-- Begin EXCERPT PROVIDED --

What SQL query to access data from a table twice-removed, fully normalized


Let's say there are three tables, users, orders, transactions, which look like this:

Users: 
id | name
---------
1  | Mike
2  | Sara

Orders: 
id | user_id | total | transaction_id
-------------------------------------
1  |       1 |   100 |              1
2  |       2 |    10 |              2
3  |       1 |     5 |              1
4  |       1 |     4 |              3
5  |       1 |    40 |              3
6  |       2 |    80 |              2

Transactions: 
id | total |  created_at 
------------------------
1  |   105 | [timestamp]
2  |    90 | [timestamp]
3  |    44 | [timestamp]

And let's say I want to select users.name but sort the names representing the most recent activity (i.e. by most recent transaction).

As you can see the data I want is twice-removed (maybe misusing that word) in the sense that I would need to go through the orders table to figure out the most recent transaction.

-- End EXCERPT PROVIDED --

PROBLEMS TO WORK ON:
[1] According to the SQL question, which table has to be gone through to find the most recent transaction?
[2] Quote the SQL question starting at "And let's say" and ending at "most recent transaction.".

-- Begin DATA LINES --

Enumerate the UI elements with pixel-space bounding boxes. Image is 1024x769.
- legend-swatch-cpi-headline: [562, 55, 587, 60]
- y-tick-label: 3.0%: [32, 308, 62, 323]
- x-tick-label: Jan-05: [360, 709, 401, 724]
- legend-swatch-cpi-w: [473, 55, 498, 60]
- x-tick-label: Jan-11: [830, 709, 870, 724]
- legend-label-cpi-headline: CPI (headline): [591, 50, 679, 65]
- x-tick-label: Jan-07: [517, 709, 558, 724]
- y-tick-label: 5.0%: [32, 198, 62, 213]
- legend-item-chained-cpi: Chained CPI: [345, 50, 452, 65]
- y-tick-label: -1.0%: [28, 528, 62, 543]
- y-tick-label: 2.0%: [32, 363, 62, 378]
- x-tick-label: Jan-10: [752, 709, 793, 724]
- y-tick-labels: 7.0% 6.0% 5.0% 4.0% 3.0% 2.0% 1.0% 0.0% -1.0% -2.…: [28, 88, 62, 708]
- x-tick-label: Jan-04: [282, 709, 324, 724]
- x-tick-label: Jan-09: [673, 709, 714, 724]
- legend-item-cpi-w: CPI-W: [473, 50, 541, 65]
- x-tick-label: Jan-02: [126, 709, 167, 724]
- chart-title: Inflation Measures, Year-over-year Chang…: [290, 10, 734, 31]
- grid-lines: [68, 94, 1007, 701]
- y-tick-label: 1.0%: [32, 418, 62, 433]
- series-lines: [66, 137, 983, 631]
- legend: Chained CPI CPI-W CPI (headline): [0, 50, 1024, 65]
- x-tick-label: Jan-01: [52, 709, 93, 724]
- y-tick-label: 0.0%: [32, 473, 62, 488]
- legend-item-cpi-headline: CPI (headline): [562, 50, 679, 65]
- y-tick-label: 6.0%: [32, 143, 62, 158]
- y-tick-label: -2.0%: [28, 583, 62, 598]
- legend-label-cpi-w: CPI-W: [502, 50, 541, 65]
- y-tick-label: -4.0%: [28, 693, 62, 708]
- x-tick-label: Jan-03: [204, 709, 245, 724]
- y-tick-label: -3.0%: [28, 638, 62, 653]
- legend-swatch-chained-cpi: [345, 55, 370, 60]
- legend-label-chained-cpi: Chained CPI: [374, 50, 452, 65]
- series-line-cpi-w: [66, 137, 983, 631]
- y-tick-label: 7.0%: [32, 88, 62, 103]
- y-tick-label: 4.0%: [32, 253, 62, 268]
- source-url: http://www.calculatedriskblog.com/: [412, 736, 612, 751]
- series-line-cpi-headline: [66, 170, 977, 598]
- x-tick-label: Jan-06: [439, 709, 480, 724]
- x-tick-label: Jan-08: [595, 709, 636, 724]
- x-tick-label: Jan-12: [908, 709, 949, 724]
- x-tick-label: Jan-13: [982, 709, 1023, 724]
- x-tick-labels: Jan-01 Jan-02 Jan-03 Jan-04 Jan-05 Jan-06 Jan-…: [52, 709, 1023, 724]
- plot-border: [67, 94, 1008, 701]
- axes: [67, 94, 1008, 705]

-- End DATA LINES --

SOLUTIONS TO THE PROBLEMS:
[1] The orders table.

[2]
And let's say I want to select users.name but sort the names representing the most recent activity (i.e. by most recent transaction).

As you can see the data I want is twice-removed (maybe misusing that word) in the sense that I would need to go through the orders table to figure out the most recent transaction.